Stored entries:
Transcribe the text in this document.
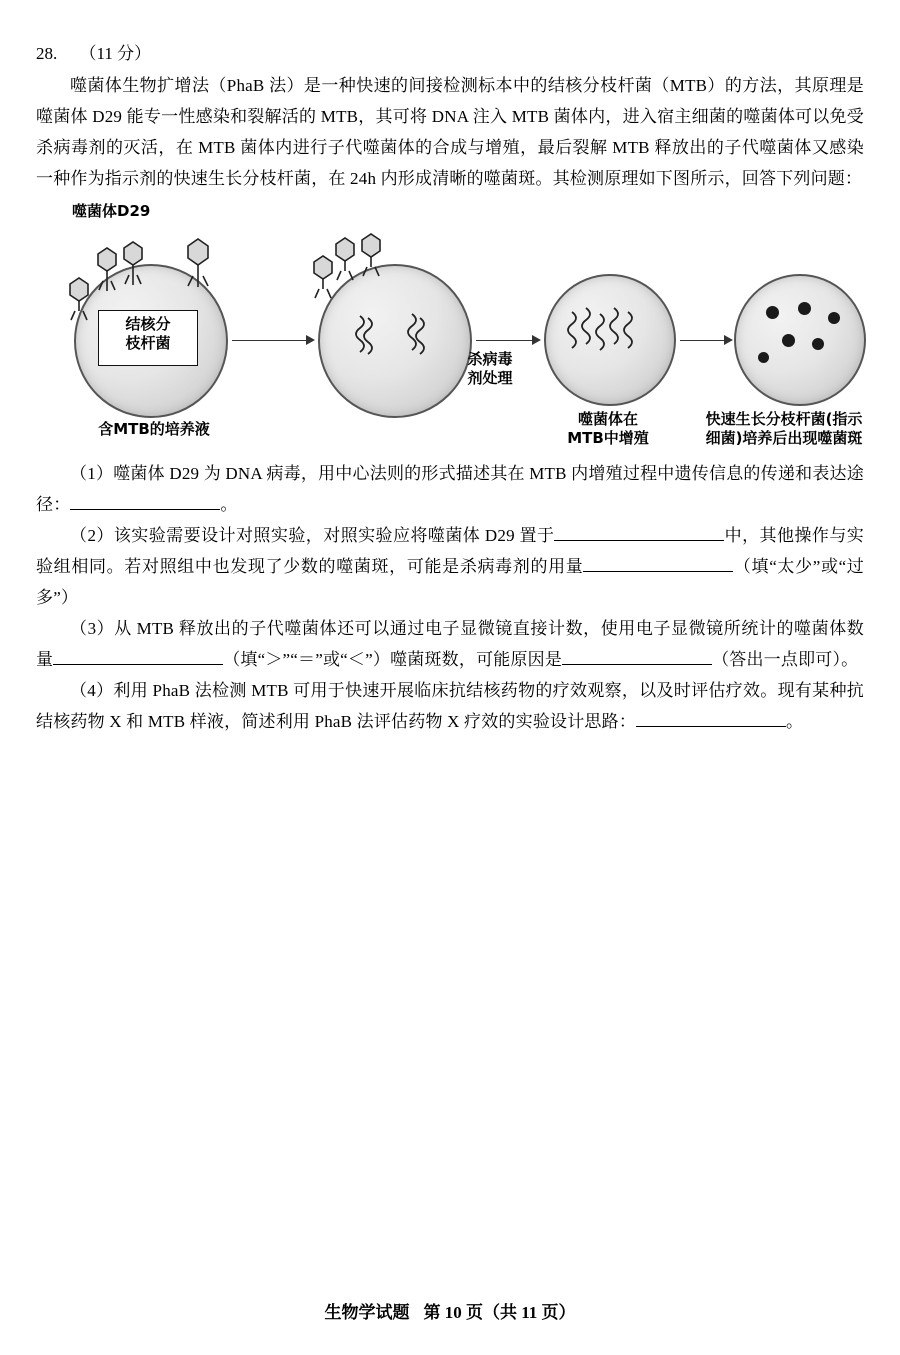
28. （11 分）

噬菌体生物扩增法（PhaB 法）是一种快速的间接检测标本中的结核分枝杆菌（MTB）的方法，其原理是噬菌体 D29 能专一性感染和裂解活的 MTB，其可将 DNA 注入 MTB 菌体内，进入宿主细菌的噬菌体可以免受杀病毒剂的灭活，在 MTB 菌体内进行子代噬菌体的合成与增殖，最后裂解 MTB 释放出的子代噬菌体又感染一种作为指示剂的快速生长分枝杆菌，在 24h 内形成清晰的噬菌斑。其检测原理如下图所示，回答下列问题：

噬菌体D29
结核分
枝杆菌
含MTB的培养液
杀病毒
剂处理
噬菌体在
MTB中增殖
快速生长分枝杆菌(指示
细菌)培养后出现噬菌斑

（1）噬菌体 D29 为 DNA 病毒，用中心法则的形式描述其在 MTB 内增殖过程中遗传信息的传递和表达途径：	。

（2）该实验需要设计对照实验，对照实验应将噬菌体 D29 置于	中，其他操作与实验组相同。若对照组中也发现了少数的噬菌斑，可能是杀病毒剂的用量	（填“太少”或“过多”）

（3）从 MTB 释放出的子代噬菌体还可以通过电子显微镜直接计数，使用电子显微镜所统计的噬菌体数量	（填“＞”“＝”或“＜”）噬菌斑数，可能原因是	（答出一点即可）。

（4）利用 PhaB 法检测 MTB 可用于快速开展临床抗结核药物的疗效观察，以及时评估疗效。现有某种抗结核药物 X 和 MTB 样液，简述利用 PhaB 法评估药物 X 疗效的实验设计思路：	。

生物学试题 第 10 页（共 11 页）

--

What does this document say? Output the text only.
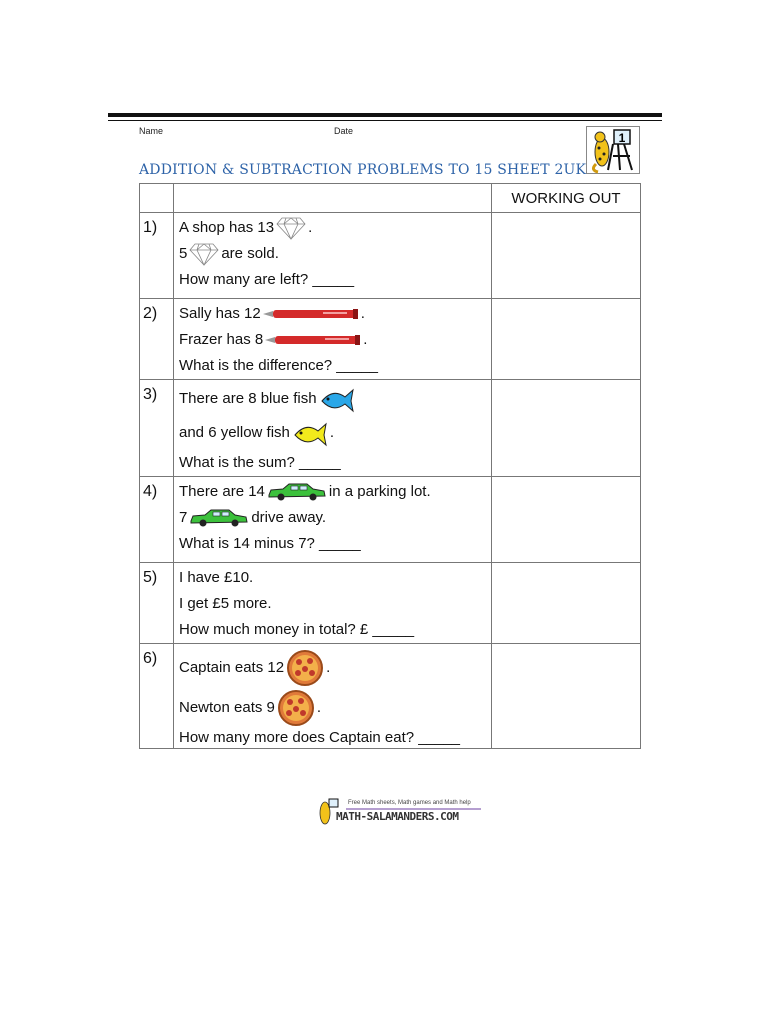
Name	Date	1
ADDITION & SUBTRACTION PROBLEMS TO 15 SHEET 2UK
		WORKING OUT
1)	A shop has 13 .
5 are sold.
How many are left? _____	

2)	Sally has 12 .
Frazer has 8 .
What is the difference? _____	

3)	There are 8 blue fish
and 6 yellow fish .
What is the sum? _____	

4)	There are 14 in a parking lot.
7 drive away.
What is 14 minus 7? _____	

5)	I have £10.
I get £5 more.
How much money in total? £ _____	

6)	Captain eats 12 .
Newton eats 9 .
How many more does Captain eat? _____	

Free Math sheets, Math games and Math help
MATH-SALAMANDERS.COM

* _EXERCISE OBJECTIVE_
Go through the data and gather every line that holds "Captain".

* _ANSWER_
6)	Captain eats 12 .
How many more does Captain eat? _____	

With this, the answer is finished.